● Problem requirements
Pictures are not part of the answer. Return the lines from the one containing "Type out the text in this image." through the end of the data, both included, exactly as they appear.

● Information given
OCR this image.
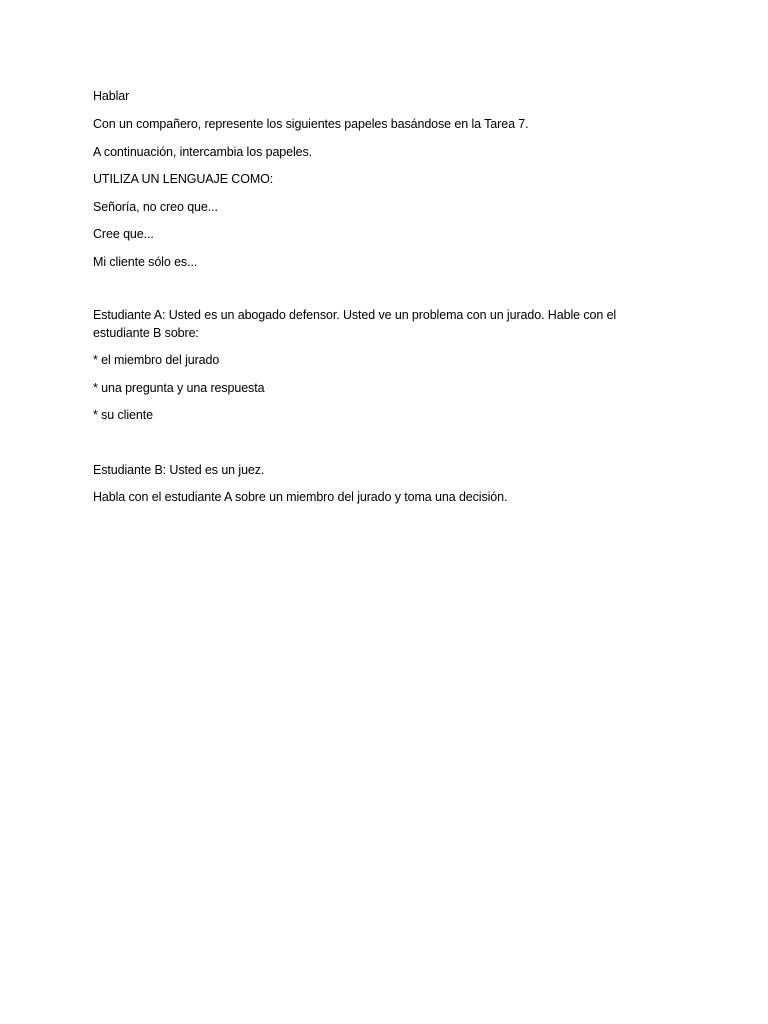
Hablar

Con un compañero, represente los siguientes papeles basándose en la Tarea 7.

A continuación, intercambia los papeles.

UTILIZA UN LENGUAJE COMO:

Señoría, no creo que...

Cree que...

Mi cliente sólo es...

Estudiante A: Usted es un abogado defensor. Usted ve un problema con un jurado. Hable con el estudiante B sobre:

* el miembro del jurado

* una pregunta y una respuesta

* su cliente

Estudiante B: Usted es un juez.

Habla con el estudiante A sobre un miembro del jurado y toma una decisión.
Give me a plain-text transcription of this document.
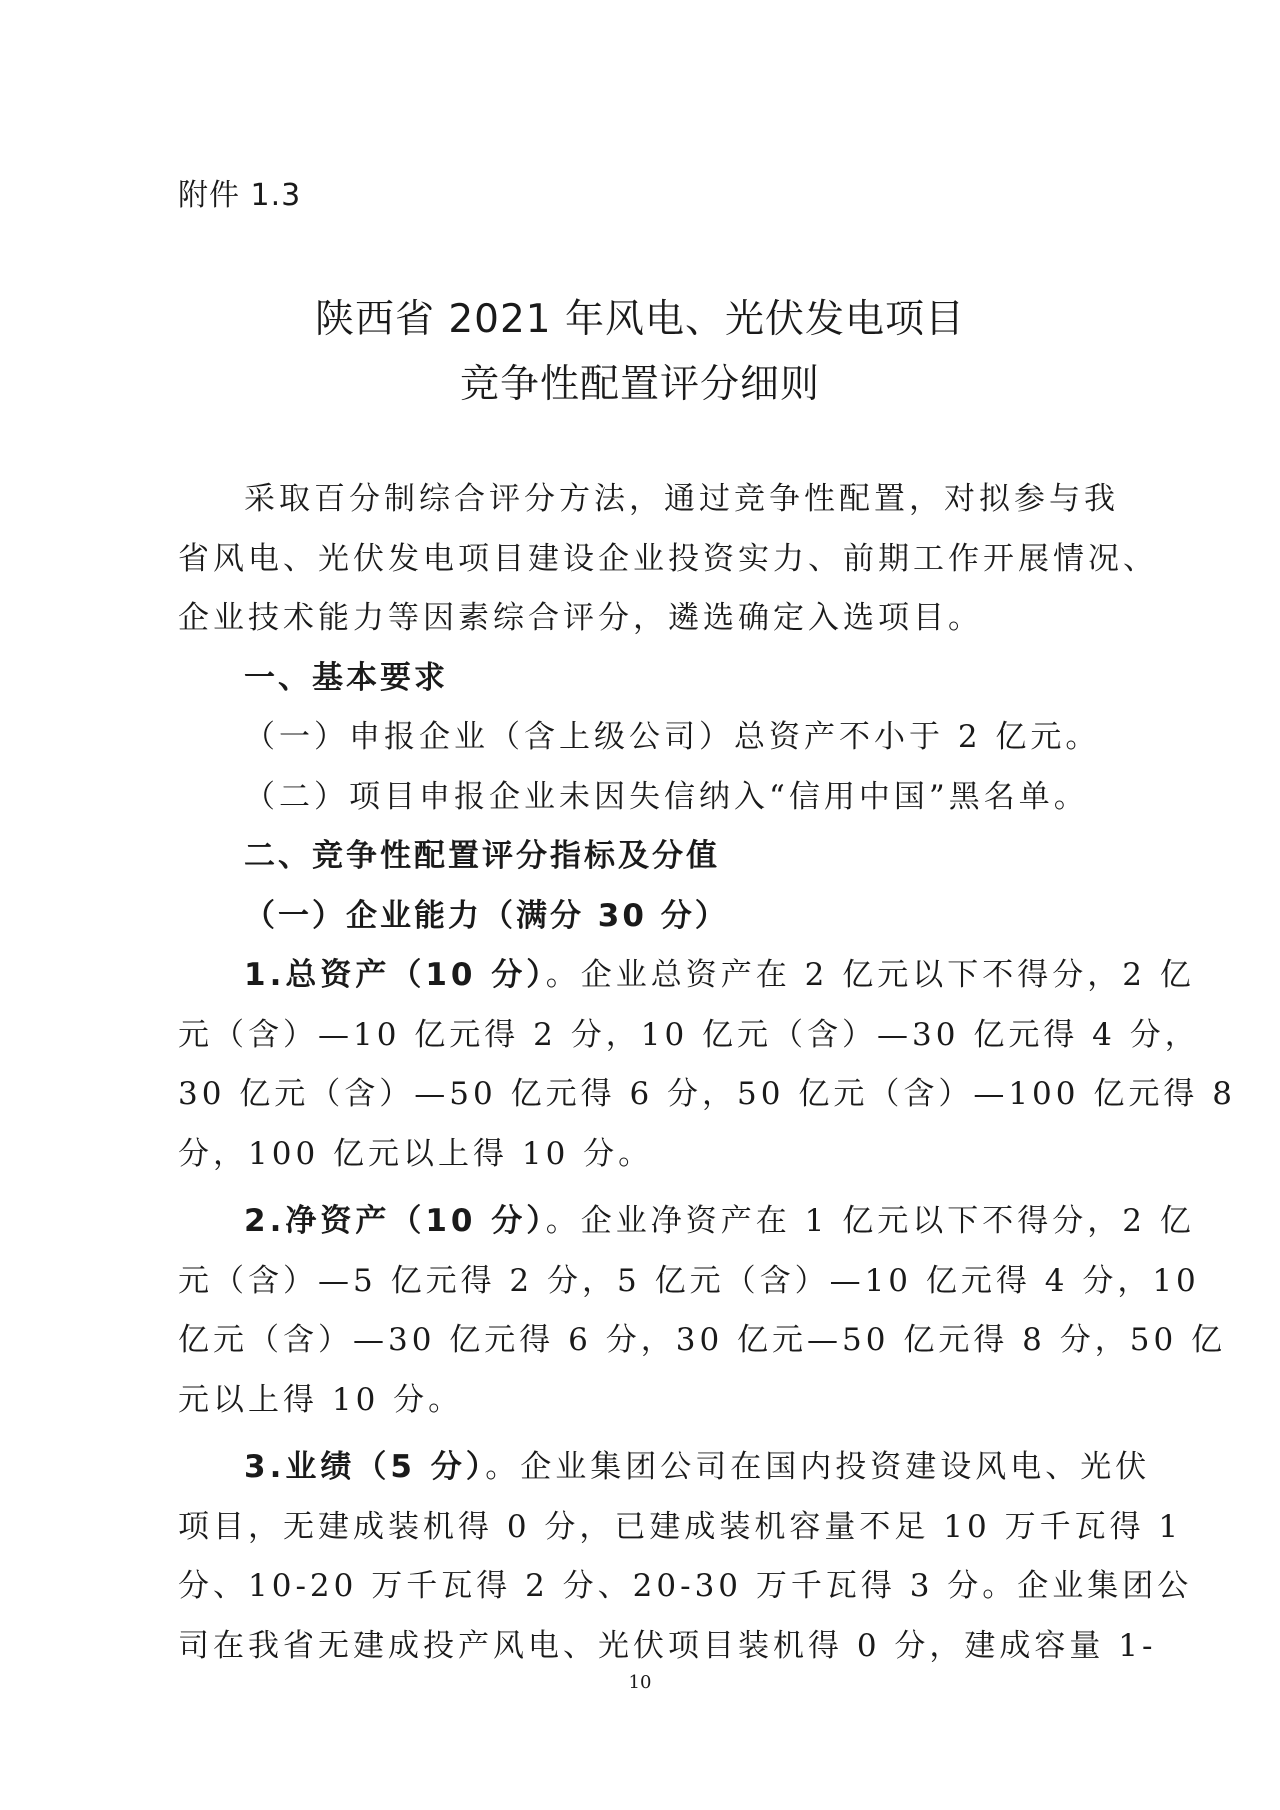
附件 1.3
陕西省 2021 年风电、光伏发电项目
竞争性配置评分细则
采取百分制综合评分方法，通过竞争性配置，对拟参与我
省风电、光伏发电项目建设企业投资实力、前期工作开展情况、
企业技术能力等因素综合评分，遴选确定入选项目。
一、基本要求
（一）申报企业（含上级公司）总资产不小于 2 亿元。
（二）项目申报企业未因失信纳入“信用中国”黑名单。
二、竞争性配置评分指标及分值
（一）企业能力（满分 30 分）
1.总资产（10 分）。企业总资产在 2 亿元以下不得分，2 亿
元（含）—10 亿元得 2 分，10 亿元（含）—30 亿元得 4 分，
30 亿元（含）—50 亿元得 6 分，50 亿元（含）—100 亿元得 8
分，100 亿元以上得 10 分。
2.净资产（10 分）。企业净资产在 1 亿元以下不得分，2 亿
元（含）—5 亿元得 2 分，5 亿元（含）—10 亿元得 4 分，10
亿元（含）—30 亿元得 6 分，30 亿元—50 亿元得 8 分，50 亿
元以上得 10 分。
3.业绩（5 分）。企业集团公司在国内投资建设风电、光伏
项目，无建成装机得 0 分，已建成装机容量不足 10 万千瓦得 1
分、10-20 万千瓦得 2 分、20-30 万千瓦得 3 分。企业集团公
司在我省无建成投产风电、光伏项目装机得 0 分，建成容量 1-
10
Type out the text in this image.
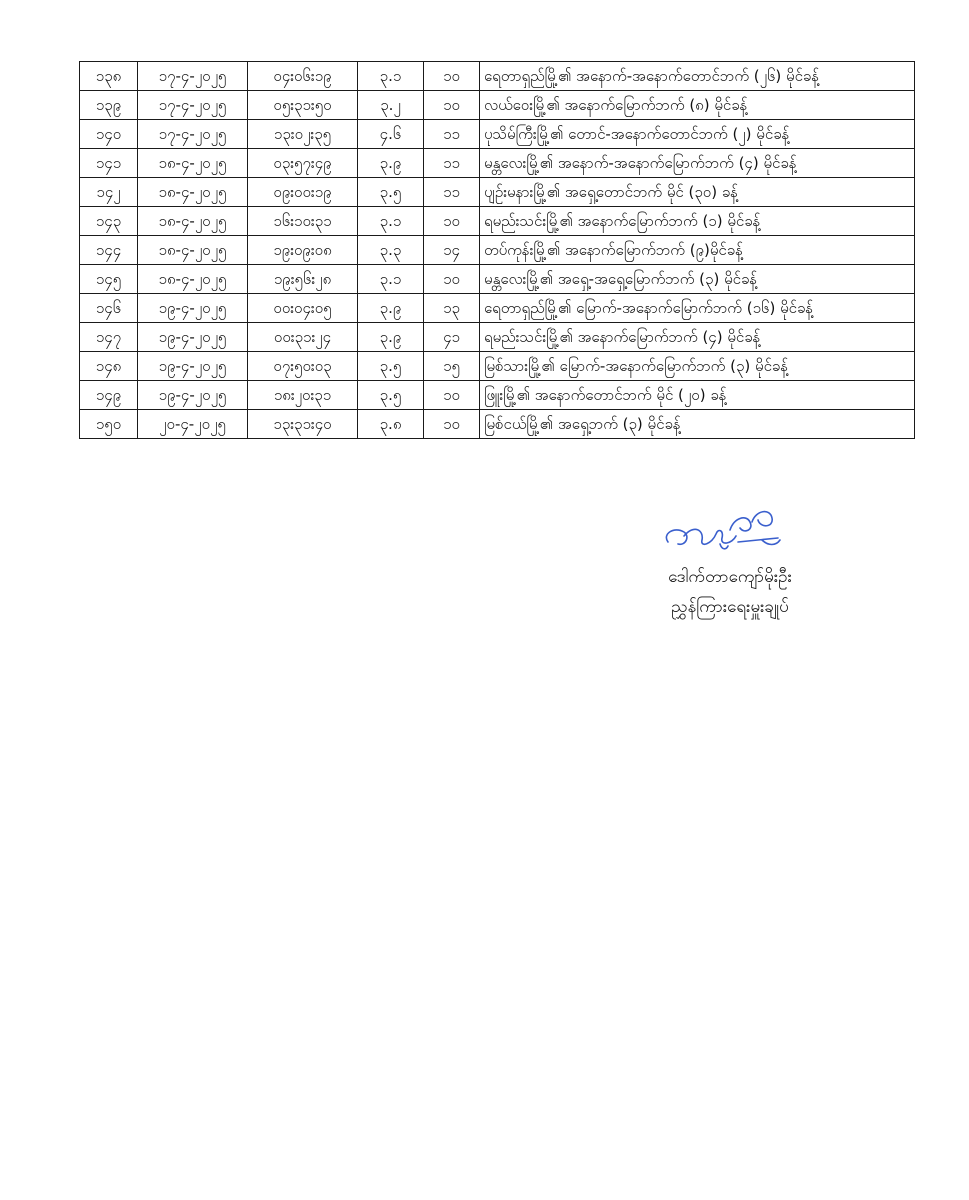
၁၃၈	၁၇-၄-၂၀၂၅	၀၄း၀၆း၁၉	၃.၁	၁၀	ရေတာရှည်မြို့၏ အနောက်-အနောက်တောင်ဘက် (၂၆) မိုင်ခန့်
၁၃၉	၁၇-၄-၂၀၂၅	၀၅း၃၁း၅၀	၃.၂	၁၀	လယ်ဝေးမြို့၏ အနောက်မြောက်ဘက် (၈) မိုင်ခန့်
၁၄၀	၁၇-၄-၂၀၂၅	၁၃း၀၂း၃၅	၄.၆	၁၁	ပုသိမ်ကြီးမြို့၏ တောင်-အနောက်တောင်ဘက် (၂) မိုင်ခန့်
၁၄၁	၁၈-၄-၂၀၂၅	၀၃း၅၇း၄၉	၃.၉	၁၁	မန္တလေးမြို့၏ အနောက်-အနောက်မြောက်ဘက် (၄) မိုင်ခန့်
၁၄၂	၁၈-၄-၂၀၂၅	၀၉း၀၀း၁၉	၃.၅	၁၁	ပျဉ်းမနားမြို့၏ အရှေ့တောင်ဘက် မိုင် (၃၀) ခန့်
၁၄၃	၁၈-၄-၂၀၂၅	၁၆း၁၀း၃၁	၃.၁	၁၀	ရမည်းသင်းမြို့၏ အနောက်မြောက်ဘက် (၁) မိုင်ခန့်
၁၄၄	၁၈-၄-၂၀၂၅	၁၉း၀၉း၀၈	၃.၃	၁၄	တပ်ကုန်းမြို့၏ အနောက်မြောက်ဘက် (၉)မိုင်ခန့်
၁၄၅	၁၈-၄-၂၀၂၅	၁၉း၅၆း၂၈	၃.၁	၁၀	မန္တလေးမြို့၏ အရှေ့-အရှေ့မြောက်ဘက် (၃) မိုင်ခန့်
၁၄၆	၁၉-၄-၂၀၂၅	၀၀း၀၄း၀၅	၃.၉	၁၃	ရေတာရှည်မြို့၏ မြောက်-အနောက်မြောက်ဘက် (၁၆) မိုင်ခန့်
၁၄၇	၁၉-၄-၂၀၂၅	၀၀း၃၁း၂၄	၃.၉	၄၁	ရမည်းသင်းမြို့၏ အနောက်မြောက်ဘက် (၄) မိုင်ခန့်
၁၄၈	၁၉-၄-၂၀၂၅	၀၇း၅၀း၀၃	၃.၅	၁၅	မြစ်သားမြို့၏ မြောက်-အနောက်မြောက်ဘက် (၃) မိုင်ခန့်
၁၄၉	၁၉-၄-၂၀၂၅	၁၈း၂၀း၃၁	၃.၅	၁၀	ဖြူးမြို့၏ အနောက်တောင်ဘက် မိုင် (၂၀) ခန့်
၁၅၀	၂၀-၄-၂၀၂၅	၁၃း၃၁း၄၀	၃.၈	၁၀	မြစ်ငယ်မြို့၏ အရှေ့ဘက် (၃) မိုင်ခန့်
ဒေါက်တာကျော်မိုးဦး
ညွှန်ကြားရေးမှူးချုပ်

● Problem solution
Type out the text in this image.
၁၃၈	၁၇-၄-၂၀၂၅	၀၄း၀၆း၁၉	၃.၁	၁၀	ရေတာရှည်မြို့၏ အနောက်-အနောက်တောင်ဘက် (၂၆) မိုင်ခန့်
၁၃၉	၁၇-၄-၂၀၂၅	၀၅း၃၁း၅၀	၃.၂	၁၀	လယ်ဝေးမြို့၏ အနောက်မြောက်ဘက် (၈) မိုင်ခန့်
၁၄၀	၁၇-၄-၂၀၂၅	၁၃း၀၂း၃၅	၄.၆	၁၁	ပုသိမ်ကြီးမြို့၏ တောင်-အနောက်တောင်ဘက် (၂) မိုင်ခန့်
၁၄၁	၁၈-၄-၂၀၂၅	၀၃း၅၇း၄၉	၃.၉	၁၁	မန္တလေးမြို့၏ အနောက်-အနောက်မြောက်ဘက် (၄) မိုင်ခန့်
၁၄၂	၁၈-၄-၂၀၂၅	၀၉း၀၀း၁၉	၃.၅	၁၁	ပျဉ်းမနားမြို့၏ အရှေ့တောင်ဘက် မိုင် (၃၀) ခန့်
၁၄၃	၁၈-၄-၂၀၂၅	၁၆း၁၀း၃၁	၃.၁	၁၀	ရမည်းသင်းမြို့၏ အနောက်မြောက်ဘက် (၁) မိုင်ခန့်
၁၄၄	၁၈-၄-၂၀၂၅	၁၉း၀၉း၀၈	၃.၃	၁၄	တပ်ကုန်းမြို့၏ အနောက်မြောက်ဘက် (၉)မိုင်ခန့်
၁၄၅	၁၈-၄-၂၀၂၅	၁၉း၅၆း၂၈	၃.၁	၁၀	မန္တလေးမြို့၏ အရှေ့-အရှေ့မြောက်ဘက် (၃) မိုင်ခန့်
၁၄၆	၁၉-၄-၂၀၂၅	၀၀း၀၄း၀၅	၃.၉	၁၃	ရေတာရှည်မြို့၏ မြောက်-အနောက်မြောက်ဘက် (၁၆) မိုင်ခန့်
၁၄၇	၁၉-၄-၂၀၂၅	၀၀း၃၁း၂၄	၃.၉	၄၁	ရမည်းသင်းမြို့၏ အနောက်မြောက်ဘက် (၄) မိုင်ခန့်
၁၄၈	၁၉-၄-၂၀၂၅	၀၇း၅၀း၀၃	၃.၅	၁၅	မြစ်သားမြို့၏ မြောက်-အနောက်မြောက်ဘက် (၃) မိုင်ခန့်
၁၄၉	၁၉-၄-၂၀၂၅	၁၈း၂၀း၃၁	၃.၅	၁၀	ဖြူးမြို့၏ အနောက်တောင်ဘက် မိုင် (၂၀) ခန့်
၁၅၀	၂၀-၄-၂၀၂၅	၁၃း၃၁း၄၀	၃.၈	၁၀	မြစ်ငယ်မြို့၏ အရှေ့ဘက် (၃) မိုင်ခန့်
ဒေါက်တာကျော်မိုးဦး
ညွှန်ကြားရေးမှူးချုပ်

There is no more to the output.